- Data for this exercise:

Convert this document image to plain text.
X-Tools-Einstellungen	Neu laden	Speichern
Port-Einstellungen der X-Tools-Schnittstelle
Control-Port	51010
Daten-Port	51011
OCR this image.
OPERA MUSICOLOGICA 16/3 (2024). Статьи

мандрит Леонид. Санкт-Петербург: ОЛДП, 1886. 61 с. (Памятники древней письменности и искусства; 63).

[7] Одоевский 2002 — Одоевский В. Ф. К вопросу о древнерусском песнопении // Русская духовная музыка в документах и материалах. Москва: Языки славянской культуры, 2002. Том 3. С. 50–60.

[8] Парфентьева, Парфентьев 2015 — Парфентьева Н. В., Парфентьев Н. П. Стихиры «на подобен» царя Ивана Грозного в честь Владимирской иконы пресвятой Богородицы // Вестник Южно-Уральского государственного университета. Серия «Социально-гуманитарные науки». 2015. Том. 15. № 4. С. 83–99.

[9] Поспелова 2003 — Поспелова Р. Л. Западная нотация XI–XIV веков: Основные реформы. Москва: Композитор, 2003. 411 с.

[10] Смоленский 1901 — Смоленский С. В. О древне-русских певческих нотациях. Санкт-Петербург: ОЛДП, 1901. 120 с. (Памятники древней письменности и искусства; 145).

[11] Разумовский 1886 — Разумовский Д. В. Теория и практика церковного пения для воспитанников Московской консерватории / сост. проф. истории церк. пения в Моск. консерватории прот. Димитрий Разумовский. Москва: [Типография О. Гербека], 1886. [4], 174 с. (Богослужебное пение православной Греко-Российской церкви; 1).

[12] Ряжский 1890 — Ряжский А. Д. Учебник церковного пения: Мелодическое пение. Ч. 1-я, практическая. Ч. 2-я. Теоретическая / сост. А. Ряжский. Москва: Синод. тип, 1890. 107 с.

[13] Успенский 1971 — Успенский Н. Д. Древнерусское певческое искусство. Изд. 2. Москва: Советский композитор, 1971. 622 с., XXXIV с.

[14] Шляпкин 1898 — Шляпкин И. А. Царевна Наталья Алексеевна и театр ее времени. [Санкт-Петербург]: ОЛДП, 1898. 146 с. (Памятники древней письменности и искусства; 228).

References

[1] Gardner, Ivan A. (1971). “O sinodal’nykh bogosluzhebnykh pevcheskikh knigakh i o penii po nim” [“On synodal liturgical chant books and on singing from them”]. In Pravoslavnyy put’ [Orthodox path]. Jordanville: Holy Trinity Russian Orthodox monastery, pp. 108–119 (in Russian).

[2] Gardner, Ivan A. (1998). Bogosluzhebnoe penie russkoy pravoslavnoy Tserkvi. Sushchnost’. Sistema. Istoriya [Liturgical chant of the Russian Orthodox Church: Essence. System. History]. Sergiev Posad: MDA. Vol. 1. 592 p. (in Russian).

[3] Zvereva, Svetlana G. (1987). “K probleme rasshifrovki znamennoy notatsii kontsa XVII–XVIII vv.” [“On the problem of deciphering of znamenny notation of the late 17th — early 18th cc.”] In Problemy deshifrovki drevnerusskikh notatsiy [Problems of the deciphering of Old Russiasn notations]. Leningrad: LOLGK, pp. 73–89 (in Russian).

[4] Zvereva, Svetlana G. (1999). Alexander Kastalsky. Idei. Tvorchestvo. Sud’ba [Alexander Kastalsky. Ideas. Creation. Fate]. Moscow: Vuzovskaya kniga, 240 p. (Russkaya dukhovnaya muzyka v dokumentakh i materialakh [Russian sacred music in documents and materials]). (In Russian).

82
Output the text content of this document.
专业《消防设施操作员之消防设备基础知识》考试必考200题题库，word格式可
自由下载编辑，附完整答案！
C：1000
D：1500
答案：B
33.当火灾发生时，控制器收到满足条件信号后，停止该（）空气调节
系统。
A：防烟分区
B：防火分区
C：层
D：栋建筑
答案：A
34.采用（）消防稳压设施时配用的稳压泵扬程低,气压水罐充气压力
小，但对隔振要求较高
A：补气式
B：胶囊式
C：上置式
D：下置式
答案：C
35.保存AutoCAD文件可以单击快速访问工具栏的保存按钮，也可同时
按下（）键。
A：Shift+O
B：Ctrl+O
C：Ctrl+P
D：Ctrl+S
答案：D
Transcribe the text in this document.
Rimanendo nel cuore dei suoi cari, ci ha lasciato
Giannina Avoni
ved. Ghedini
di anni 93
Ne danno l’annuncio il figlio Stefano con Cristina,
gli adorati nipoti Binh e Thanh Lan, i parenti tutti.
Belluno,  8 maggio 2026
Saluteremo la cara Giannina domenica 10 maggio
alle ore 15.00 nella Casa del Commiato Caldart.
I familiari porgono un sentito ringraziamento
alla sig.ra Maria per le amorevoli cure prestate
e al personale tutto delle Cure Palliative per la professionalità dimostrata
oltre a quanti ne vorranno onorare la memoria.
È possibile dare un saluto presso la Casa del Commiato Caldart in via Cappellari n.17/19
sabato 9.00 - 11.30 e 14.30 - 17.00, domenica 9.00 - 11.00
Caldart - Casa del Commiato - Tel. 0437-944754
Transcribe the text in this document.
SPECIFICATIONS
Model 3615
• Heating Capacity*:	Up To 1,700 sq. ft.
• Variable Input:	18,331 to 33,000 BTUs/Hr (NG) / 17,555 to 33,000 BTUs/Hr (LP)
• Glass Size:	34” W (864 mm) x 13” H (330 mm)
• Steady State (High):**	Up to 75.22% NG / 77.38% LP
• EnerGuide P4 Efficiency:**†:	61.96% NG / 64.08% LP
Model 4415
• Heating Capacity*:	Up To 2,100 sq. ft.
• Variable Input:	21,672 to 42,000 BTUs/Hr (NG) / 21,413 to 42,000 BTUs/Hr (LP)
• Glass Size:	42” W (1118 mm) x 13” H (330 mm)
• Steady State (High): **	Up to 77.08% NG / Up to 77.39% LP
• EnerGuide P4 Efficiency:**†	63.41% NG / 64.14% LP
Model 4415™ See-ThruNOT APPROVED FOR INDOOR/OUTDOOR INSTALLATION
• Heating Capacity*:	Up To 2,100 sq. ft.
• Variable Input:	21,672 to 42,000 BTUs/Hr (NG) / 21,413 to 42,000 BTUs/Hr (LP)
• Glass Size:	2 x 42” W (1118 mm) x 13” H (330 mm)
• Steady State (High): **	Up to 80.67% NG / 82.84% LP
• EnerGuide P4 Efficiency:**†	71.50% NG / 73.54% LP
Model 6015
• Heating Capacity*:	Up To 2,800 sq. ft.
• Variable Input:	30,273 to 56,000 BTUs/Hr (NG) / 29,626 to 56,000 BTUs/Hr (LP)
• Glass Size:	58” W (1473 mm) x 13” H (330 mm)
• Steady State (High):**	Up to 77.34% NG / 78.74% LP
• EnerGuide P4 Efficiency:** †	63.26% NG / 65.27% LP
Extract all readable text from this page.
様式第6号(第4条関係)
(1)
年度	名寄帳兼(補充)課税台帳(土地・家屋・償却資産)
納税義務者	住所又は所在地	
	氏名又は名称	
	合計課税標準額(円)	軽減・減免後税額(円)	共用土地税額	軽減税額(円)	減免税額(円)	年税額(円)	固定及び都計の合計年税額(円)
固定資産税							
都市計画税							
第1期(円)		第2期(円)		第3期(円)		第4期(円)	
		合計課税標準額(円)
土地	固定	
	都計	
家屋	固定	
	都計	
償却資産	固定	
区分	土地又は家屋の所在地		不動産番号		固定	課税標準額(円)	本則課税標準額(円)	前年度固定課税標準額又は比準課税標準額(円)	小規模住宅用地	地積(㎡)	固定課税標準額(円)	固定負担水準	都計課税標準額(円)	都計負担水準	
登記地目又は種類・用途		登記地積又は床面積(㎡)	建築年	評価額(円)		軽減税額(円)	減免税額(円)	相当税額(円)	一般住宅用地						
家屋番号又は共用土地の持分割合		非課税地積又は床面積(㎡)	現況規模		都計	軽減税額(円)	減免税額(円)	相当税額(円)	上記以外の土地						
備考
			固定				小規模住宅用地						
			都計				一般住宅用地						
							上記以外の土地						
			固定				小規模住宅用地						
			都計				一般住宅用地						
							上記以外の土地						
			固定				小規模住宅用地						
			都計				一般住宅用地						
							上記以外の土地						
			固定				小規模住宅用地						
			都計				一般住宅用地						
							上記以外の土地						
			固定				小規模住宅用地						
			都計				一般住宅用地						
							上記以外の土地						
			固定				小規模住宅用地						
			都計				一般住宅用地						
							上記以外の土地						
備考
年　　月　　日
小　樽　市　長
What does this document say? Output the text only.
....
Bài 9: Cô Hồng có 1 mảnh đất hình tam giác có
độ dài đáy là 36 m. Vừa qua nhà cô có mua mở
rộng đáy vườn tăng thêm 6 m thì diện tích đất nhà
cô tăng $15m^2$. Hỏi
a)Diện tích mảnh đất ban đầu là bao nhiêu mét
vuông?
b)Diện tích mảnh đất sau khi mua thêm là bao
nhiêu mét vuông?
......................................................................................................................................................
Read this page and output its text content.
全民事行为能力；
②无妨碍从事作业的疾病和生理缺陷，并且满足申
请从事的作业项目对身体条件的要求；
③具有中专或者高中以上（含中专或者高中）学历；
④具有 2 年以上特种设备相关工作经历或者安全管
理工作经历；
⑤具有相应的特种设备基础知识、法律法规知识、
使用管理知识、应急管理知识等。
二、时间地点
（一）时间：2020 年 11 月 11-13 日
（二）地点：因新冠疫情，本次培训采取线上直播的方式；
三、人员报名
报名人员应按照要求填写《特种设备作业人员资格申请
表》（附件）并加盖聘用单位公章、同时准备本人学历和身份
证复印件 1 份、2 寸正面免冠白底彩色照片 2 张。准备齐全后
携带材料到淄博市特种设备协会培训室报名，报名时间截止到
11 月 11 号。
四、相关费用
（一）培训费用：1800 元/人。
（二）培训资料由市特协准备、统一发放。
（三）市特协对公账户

- What needs to be done:
Print the line containing "Read this page and output its text content." and every line after it to the end of the records above, exactly as written, and nothing else.

- Result below:
Read this page and output its text content.
全民事行为能力；
②无妨碍从事作业的疾病和生理缺陷，并且满足申
请从事的作业项目对身体条件的要求；
③具有中专或者高中以上（含中专或者高中）学历；
④具有 2 年以上特种设备相关工作经历或者安全管
理工作经历；
⑤具有相应的特种设备基础知识、法律法规知识、
使用管理知识、应急管理知识等。
二、时间地点
（一）时间：2020 年 11 月 11-13 日
（二）地点：因新冠疫情，本次培训采取线上直播的方式；
三、人员报名
报名人员应按照要求填写《特种设备作业人员资格申请
表》（附件）并加盖聘用单位公章、同时准备本人学历和身份
证复印件 1 份、2 寸正面免冠白底彩色照片 2 张。准备齐全后
携带材料到淄博市特种设备协会培训室报名，报名时间截止到
11 月 11 号。
四、相关费用
（一）培训费用：1800 元/人。
（二）培训资料由市特协准备、统一发放。
（三）市特协对公账户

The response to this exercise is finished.